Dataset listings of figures

________________________

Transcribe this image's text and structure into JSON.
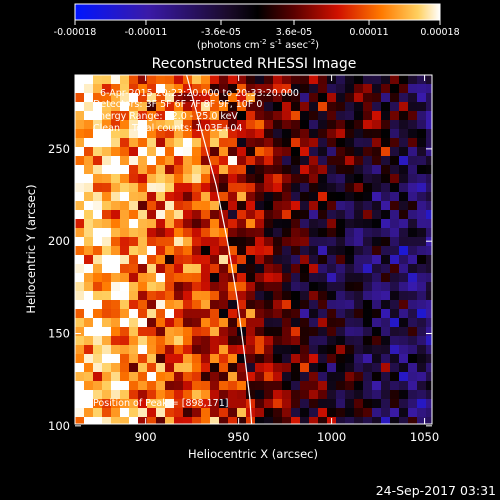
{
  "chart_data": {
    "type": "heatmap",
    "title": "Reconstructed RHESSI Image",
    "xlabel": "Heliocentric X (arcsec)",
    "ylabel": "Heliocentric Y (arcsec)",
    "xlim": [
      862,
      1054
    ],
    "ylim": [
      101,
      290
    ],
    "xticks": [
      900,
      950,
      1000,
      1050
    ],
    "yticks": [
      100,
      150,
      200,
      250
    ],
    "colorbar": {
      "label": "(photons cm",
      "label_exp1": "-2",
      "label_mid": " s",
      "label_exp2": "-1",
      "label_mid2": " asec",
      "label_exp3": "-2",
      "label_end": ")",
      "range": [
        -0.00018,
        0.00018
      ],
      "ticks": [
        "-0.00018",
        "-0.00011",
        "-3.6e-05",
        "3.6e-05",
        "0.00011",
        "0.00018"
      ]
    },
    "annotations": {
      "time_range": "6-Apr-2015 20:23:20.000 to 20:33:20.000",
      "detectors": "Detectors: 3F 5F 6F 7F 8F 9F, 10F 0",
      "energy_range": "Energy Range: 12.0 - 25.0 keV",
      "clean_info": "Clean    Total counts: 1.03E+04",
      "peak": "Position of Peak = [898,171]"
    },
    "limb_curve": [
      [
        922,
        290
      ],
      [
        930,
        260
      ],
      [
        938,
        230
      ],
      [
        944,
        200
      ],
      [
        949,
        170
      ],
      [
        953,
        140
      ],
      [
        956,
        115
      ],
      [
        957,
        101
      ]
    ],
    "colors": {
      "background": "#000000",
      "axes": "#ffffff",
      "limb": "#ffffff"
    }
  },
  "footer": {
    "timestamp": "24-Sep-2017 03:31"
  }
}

________________________

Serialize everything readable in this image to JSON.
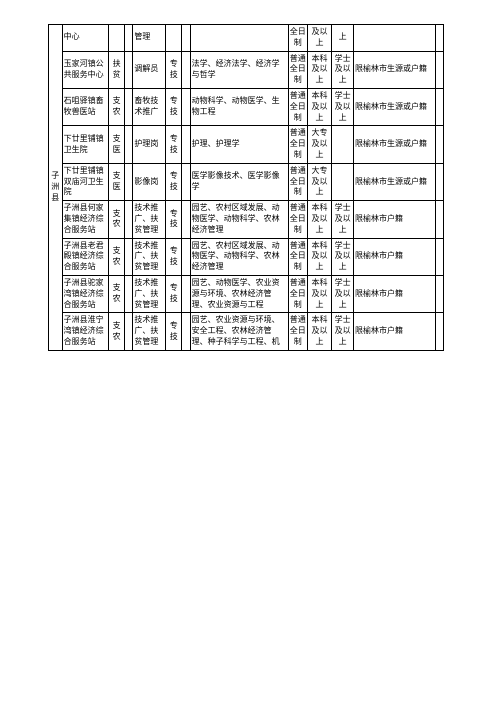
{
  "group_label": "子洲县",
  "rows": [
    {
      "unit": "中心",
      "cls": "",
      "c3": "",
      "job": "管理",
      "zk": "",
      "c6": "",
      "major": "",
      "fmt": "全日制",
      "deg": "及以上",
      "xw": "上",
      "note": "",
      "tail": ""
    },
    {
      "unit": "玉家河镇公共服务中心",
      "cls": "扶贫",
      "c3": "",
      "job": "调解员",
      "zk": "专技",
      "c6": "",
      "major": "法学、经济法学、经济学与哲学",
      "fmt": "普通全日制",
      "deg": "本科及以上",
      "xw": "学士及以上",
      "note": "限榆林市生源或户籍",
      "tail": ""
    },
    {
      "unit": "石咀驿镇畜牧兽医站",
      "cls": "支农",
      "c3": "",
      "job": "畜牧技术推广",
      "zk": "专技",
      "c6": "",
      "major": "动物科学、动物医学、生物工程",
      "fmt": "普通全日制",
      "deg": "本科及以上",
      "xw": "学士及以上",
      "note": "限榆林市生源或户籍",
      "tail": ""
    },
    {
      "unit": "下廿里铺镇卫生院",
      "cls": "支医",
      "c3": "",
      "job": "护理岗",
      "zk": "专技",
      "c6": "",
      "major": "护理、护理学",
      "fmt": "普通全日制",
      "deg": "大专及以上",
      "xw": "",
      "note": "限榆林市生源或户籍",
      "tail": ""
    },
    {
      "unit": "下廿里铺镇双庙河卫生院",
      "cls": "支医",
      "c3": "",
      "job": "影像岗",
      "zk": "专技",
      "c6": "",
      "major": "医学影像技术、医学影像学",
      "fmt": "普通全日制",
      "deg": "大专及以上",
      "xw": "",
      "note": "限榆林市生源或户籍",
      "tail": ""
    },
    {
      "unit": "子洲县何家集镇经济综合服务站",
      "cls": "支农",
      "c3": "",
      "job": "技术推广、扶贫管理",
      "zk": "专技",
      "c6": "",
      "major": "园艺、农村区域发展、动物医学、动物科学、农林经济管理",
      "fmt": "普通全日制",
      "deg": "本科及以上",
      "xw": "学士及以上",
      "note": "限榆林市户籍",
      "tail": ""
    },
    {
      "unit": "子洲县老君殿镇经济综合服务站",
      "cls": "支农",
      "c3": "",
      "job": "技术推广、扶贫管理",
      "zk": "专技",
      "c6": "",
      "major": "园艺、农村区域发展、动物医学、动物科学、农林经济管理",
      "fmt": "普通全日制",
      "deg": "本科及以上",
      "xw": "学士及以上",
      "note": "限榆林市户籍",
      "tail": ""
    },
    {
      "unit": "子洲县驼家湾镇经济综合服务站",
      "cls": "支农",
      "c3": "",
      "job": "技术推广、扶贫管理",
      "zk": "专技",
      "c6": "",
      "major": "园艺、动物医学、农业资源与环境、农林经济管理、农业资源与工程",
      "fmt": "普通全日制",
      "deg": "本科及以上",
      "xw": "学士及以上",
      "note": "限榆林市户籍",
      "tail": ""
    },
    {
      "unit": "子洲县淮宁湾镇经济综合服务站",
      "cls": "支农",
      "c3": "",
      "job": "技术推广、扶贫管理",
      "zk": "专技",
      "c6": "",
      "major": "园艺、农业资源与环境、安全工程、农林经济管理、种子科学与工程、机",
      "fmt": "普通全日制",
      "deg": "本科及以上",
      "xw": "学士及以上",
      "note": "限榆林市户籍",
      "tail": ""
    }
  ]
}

________________________

Problem:
Only a number is needed: how many lines of the material above contain "arcsec"?

Reply:
2